Exercise goal
Restate the entire listing word for word.

───── Extracted material ─────

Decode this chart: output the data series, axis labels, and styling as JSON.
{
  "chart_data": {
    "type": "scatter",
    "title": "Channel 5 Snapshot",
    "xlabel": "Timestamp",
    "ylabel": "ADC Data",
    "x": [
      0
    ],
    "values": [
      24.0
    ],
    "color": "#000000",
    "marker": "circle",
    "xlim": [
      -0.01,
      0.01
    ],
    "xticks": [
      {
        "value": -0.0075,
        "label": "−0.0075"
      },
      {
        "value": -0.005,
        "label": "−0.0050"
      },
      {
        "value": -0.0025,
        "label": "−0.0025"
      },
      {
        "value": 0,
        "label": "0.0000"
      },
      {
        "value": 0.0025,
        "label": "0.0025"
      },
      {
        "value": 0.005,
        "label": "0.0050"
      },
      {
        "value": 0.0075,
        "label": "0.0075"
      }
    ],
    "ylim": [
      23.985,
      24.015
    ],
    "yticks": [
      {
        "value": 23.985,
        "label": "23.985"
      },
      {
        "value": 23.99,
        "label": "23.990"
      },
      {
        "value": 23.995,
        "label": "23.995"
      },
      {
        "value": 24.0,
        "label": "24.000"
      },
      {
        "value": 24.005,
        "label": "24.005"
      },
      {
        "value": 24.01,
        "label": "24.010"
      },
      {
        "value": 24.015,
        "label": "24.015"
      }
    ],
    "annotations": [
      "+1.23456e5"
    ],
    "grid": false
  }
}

─────

Correct response
Decode this chart: output the data series, axis labels, and styling as JSON.
{
  "chart_data": {
    "type": "scatter",
    "title": "Channel 5 Snapshot",
    "xlabel": "Timestamp",
    "ylabel": "ADC Data",
    "x": [
      0
    ],
    "values": [
      24.0
    ],
    "color": "#000000",
    "marker": "circle",
    "xlim": [
      -0.01,
      0.01
    ],
    "xticks": [
      {
        "value": -0.0075,
        "label": "−0.0075"
      },
      {
        "value": -0.005,
        "label": "−0.0050"
      },
      {
        "value": -0.0025,
        "label": "−0.0025"
      },
      {
        "value": 0,
        "label": "0.0000"
      },
      {
        "value": 0.0025,
        "label": "0.0025"
      },
      {
        "value": 0.005,
        "label": "0.0050"
      },
      {
        "value": 0.0075,
        "label": "0.0075"
      }
    ],
    "ylim": [
      23.985,
      24.015
    ],
    "yticks": [
      {
        "value": 23.985,
        "label": "23.985"
      },
      {
        "value": 23.99,
        "label": "23.990"
      },
      {
        "value": 23.995,
        "label": "23.995"
      },
      {
        "value": 24.0,
        "label": "24.000"
      },
      {
        "value": 24.005,
        "label": "24.005"
      },
      {
        "value": 24.01,
        "label": "24.010"
      },
      {
        "value": 24.015,
        "label": "24.015"
      }
    ],
    "annotations": [
      "+1.23456e5"
    ],
    "grid": false
  }
}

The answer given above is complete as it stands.